## What needs to be done
The only thing to send back is the number of lines below that hold the string "xlabel".

[Saved data entries]

· · ·

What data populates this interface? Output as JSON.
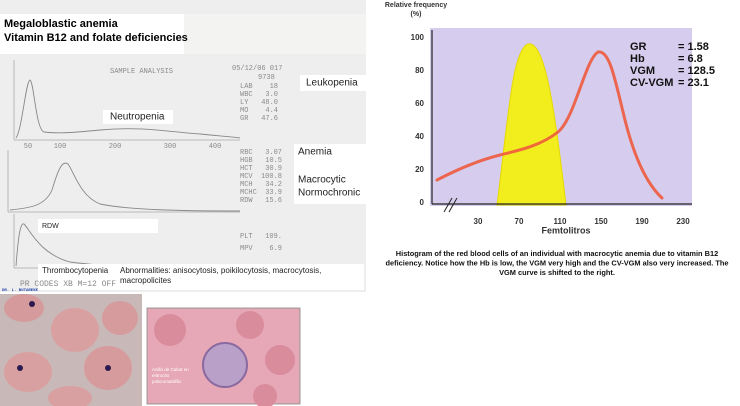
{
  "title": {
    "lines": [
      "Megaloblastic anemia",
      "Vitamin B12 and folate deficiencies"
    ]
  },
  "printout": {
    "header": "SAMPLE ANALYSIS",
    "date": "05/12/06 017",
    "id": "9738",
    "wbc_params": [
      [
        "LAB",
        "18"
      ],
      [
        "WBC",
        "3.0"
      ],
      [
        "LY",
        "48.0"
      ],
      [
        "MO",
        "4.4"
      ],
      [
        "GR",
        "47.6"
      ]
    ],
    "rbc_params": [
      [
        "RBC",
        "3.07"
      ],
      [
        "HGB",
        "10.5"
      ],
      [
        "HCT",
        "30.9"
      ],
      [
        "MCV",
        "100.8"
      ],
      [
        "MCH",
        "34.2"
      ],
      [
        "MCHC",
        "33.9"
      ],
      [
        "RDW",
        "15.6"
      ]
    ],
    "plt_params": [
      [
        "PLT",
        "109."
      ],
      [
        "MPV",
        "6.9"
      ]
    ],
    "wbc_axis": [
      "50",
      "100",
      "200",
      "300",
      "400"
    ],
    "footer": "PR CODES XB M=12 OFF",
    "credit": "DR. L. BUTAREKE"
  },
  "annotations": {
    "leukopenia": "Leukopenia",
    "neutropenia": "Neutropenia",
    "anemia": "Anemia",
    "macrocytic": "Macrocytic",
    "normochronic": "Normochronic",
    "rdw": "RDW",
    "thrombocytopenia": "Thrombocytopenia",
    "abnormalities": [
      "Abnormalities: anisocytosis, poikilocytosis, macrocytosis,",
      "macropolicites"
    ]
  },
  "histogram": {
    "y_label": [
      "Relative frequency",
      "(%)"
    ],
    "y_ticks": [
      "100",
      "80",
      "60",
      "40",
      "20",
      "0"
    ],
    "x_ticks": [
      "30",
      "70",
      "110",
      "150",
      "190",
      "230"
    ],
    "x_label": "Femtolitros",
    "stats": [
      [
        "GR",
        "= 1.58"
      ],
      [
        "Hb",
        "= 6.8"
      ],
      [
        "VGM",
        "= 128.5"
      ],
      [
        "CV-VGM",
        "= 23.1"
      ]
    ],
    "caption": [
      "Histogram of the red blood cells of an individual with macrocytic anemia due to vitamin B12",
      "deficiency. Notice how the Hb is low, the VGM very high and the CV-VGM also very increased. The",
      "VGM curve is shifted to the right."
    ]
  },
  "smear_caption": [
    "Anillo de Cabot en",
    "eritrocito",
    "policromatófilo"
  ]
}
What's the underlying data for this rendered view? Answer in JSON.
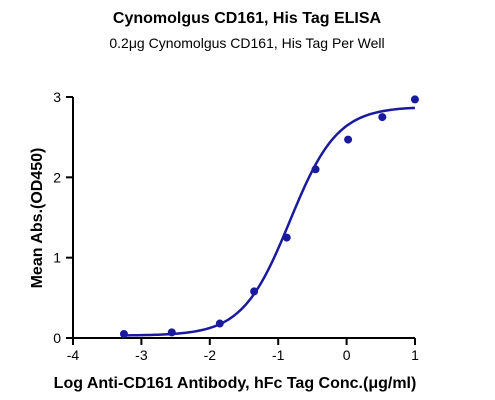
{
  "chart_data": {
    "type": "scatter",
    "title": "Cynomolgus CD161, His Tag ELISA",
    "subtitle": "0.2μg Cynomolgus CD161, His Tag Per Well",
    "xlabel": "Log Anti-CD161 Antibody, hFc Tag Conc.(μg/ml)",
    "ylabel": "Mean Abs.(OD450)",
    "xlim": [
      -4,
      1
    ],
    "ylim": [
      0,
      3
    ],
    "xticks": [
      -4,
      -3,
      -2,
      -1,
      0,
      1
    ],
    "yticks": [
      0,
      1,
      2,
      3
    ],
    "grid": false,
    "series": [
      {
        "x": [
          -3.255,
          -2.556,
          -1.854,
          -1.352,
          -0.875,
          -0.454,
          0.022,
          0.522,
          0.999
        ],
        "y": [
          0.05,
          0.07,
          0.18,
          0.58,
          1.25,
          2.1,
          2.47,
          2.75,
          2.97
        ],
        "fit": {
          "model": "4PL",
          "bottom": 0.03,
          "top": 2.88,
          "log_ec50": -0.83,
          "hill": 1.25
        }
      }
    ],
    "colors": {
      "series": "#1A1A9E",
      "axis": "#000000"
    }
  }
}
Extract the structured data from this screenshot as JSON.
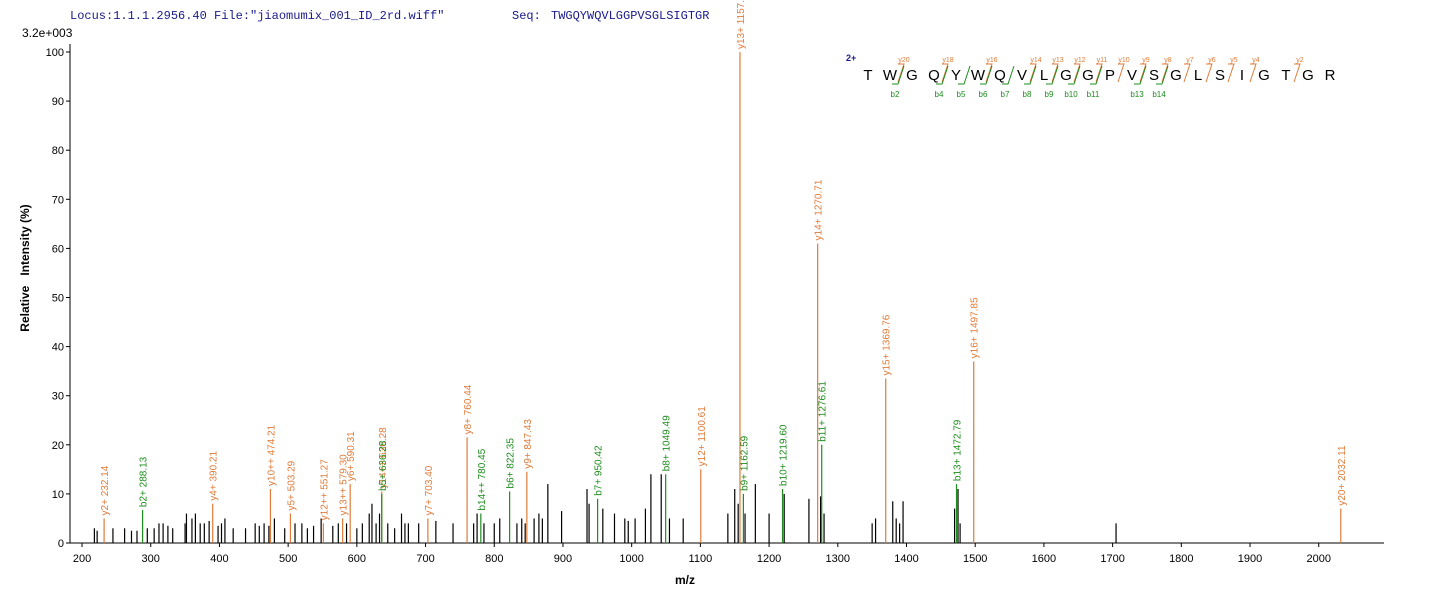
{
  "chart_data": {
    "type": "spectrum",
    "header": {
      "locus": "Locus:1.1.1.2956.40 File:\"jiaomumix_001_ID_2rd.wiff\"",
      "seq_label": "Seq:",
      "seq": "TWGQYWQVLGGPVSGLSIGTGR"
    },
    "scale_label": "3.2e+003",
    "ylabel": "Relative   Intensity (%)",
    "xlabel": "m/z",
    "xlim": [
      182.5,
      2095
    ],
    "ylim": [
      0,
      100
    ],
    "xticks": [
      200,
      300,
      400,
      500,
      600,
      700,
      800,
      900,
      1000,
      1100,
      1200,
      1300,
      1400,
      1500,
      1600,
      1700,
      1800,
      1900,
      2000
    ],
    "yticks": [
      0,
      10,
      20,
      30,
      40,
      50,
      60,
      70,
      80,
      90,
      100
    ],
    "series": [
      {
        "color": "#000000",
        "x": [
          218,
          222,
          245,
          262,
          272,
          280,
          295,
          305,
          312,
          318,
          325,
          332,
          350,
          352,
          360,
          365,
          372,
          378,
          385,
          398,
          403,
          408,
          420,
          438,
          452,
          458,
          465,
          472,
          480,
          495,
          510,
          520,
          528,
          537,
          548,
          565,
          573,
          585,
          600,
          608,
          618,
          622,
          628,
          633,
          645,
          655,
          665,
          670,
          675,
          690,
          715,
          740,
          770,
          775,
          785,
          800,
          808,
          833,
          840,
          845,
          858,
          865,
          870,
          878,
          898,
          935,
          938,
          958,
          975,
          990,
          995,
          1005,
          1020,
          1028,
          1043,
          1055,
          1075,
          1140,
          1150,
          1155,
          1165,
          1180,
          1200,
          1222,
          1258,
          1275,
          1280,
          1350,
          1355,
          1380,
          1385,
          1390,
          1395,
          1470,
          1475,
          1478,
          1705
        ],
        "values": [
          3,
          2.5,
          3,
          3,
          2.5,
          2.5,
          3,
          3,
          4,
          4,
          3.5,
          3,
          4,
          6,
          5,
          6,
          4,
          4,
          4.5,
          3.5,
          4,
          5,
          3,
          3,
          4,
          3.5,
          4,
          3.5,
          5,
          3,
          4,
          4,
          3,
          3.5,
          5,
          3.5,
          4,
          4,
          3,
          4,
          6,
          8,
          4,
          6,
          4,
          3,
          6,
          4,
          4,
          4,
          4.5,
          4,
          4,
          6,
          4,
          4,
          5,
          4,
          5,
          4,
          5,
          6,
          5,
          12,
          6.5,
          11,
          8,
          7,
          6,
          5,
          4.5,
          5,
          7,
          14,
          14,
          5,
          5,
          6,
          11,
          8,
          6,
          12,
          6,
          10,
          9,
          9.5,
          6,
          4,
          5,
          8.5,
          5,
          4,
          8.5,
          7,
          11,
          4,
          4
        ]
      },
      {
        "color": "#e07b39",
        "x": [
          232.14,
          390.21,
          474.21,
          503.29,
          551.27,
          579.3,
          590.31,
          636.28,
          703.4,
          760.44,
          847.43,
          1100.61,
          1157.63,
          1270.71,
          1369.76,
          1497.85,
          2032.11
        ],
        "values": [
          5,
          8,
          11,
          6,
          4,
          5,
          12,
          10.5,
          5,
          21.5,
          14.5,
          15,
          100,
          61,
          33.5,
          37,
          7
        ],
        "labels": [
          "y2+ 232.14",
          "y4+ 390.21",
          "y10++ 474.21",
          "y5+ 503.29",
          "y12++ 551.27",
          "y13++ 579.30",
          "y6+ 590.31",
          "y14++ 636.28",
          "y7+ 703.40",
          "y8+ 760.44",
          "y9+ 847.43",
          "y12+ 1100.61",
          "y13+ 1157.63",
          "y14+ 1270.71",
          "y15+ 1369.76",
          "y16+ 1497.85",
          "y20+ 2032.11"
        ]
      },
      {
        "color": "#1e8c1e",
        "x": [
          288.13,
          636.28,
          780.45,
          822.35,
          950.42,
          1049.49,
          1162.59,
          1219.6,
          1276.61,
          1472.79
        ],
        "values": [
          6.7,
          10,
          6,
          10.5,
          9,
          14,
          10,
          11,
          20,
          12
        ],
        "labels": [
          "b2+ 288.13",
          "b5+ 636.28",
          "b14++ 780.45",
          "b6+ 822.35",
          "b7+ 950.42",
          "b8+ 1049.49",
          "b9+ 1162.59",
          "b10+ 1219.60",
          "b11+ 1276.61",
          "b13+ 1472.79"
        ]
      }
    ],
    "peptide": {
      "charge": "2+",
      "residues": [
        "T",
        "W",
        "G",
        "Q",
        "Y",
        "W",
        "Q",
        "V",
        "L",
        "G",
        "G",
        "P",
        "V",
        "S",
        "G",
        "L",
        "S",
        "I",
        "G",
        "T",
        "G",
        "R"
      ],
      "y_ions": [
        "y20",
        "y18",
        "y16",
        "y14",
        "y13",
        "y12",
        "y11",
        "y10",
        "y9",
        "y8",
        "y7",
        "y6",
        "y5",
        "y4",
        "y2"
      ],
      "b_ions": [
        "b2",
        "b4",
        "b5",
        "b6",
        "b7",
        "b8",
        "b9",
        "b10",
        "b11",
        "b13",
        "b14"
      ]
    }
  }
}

· · ·

## Final answer
2